> [Aim of the exercise]:
Filter this data down to the lines that hold "Calidad", and copy them.

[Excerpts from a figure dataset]
* begin *

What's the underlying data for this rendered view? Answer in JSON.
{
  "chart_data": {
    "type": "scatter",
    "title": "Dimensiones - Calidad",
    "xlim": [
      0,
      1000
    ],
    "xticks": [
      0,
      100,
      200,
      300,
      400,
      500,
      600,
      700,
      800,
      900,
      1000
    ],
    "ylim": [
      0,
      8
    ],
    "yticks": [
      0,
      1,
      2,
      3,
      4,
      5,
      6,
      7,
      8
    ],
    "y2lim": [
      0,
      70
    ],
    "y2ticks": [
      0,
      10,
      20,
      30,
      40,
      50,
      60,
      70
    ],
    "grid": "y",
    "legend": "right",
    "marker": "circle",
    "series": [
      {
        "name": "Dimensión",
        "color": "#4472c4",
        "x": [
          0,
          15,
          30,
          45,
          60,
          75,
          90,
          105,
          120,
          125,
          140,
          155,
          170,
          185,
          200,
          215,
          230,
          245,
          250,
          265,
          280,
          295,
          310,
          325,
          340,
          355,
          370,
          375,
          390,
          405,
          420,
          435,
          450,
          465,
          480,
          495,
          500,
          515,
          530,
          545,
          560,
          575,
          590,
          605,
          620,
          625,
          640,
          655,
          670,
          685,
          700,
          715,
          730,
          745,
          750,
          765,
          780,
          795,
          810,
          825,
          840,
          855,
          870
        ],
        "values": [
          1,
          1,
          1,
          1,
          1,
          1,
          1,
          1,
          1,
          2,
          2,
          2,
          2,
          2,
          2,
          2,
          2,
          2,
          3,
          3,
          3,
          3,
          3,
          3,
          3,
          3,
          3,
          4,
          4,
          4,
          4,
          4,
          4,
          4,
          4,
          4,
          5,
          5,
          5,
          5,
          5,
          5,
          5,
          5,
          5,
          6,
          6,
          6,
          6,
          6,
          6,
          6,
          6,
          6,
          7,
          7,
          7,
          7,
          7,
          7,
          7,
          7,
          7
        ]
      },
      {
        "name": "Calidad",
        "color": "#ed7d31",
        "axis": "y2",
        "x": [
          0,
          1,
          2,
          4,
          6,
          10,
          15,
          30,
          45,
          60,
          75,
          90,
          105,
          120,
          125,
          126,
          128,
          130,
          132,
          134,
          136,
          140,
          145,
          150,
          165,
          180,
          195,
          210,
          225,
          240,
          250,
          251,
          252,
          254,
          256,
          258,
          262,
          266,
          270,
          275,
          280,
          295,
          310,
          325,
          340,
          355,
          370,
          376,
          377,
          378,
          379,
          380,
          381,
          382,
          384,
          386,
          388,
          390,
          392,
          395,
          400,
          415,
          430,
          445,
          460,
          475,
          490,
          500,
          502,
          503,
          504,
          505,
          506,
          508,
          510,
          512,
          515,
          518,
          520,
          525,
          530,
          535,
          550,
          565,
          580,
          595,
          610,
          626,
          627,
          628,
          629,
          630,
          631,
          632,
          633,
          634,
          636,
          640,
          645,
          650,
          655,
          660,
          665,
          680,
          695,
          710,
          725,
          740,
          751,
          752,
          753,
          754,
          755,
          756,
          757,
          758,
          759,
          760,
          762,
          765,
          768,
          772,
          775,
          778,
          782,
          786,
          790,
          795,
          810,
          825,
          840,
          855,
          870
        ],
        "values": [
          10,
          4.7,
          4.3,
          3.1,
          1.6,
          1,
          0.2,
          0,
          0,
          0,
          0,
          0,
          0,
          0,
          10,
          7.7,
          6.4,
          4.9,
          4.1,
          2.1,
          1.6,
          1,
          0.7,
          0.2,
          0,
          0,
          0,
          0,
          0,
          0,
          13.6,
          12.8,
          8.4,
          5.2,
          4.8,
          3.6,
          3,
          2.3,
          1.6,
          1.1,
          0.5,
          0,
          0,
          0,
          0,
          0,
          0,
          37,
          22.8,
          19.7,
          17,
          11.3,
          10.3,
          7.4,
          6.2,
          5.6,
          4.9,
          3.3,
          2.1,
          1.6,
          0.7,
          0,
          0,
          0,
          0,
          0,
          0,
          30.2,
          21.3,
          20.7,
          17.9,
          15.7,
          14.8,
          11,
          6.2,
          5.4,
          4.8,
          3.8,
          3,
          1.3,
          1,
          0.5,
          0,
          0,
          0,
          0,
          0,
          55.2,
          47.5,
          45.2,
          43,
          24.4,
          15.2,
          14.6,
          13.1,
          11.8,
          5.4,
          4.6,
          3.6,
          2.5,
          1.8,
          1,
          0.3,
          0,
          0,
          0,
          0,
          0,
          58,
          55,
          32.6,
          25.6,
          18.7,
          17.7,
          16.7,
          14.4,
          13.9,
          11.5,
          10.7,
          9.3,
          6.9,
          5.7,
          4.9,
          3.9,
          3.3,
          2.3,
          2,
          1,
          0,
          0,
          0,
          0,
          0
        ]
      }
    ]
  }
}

* end *

> [Answer to the exercise]:
    "title": "Dimensiones - Calidad",
        "name": "Calidad",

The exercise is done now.